BRIEF: Print the entries below in their entirety, exactly as they are written.

# # #

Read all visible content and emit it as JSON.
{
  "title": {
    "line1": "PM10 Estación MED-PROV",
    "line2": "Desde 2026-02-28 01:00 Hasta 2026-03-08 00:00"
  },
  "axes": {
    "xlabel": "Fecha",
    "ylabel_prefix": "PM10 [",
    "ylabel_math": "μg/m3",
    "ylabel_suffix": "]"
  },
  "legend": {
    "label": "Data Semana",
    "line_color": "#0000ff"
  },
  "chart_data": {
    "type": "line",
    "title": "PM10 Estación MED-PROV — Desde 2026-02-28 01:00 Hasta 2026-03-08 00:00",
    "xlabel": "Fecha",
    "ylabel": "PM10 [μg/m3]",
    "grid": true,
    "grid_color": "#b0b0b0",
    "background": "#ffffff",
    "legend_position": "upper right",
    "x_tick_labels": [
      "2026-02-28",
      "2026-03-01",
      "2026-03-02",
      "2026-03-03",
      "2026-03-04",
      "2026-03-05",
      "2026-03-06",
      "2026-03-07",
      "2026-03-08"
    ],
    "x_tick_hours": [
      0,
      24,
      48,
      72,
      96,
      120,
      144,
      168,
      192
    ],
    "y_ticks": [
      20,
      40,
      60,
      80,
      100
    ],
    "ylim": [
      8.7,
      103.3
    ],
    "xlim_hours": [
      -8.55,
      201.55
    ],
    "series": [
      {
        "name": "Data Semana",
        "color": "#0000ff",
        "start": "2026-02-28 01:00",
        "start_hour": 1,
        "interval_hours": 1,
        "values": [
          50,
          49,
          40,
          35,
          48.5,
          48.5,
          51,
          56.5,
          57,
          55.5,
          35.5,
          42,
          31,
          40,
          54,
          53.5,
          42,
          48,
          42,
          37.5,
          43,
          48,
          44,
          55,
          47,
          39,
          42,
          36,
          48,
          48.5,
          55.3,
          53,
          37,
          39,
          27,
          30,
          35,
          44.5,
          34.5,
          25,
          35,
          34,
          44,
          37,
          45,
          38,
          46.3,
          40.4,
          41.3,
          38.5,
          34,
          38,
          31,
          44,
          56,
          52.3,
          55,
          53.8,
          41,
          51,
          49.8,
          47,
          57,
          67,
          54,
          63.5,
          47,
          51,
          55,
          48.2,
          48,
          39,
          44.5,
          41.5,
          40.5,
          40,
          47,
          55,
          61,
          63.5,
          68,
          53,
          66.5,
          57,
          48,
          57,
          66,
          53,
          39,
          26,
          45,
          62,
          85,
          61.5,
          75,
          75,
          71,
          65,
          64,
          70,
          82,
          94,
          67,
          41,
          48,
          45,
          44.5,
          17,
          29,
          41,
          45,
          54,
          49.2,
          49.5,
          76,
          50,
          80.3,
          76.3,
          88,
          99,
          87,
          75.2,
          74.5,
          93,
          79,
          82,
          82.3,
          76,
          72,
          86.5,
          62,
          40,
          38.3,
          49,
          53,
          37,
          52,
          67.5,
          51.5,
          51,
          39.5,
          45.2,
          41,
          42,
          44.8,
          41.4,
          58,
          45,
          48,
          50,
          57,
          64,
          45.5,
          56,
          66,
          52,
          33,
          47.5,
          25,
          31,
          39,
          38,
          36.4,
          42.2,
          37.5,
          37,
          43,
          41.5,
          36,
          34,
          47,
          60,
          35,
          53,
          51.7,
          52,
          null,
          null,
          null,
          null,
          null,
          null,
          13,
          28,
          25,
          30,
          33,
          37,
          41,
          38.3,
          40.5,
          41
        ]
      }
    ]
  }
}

# # #

RIGHT ANSWER:
Read all visible content and emit it as JSON.
{
  "title": {
    "line1": "PM10 Estación MED-PROV",
    "line2": "Desde 2026-02-28 01:00 Hasta 2026-03-08 00:00"
  },
  "axes": {
    "xlabel": "Fecha",
    "ylabel_prefix": "PM10 [",
    "ylabel_math": "μg/m3",
    "ylabel_suffix": "]"
  },
  "legend": {
    "label": "Data Semana",
    "line_color": "#0000ff"
  },
  "chart_data": {
    "type": "line",
    "title": "PM10 Estación MED-PROV — Desde 2026-02-28 01:00 Hasta 2026-03-08 00:00",
    "xlabel": "Fecha",
    "ylabel": "PM10 [μg/m3]",
    "grid": true,
    "grid_color": "#b0b0b0",
    "background": "#ffffff",
    "legend_position": "upper right",
    "x_tick_labels": [
      "2026-02-28",
      "2026-03-01",
      "2026-03-02",
      "2026-03-03",
      "2026-03-04",
      "2026-03-05",
      "2026-03-06",
      "2026-03-07",
      "2026-03-08"
    ],
    "x_tick_hours": [
      0,
      24,
      48,
      72,
      96,
      120,
      144,
      168,
      192
    ],
    "y_ticks": [
      20,
      40,
      60,
      80,
      100
    ],
    "ylim": [
      8.7,
      103.3
    ],
    "xlim_hours": [
      -8.55,
      201.55
    ],
    "series": [
      {
        "name": "Data Semana",
        "color": "#0000ff",
        "start": "2026-02-28 01:00",
        "start_hour": 1,
        "interval_hours": 1,
        "values": [
          50,
          49,
          40,
          35,
          48.5,
          48.5,
          51,
          56.5,
          57,
          55.5,
          35.5,
          42,
          31,
          40,
          54,
          53.5,
          42,
          48,
          42,
          37.5,
          43,
          48,
          44,
          55,
          47,
          39,
          42,
          36,
          48,
          48.5,
          55.3,
          53,
          37,
          39,
          27,
          30,
          35,
          44.5,
          34.5,
          25,
          35,
          34,
          44,
          37,
          45,
          38,
          46.3,
          40.4,
          41.3,
          38.5,
          34,
          38,
          31,
          44,
          56,
          52.3,
          55,
          53.8,
          41,
          51,
          49.8,
          47,
          57,
          67,
          54,
          63.5,
          47,
          51,
          55,
          48.2,
          48,
          39,
          44.5,
          41.5,
          40.5,
          40,
          47,
          55,
          61,
          63.5,
          68,
          53,
          66.5,
          57,
          48,
          57,
          66,
          53,
          39,
          26,
          45,
          62,
          85,
          61.5,
          75,
          75,
          71,
          65,
          64,
          70,
          82,
          94,
          67,
          41,
          48,
          45,
          44.5,
          17,
          29,
          41,
          45,
          54,
          49.2,
          49.5,
          76,
          50,
          80.3,
          76.3,
          88,
          99,
          87,
          75.2,
          74.5,
          93,
          79,
          82,
          82.3,
          76,
          72,
          86.5,
          62,
          40,
          38.3,
          49,
          53,
          37,
          52,
          67.5,
          51.5,
          51,
          39.5,
          45.2,
          41,
          42,
          44.8,
          41.4,
          58,
          45,
          48,
          50,
          57,
          64,
          45.5,
          56,
          66,
          52,
          33,
          47.5,
          25,
          31,
          39,
          38,
          36.4,
          42.2,
          37.5,
          37,
          43,
          41.5,
          36,
          34,
          47,
          60,
          35,
          53,
          51.7,
          52,
          null,
          null,
          null,
          null,
          null,
          null,
          13,
          28,
          25,
          30,
          33,
          37,
          41,
          38.3,
          40.5,
          41
        ]
      }
    ]
  }
}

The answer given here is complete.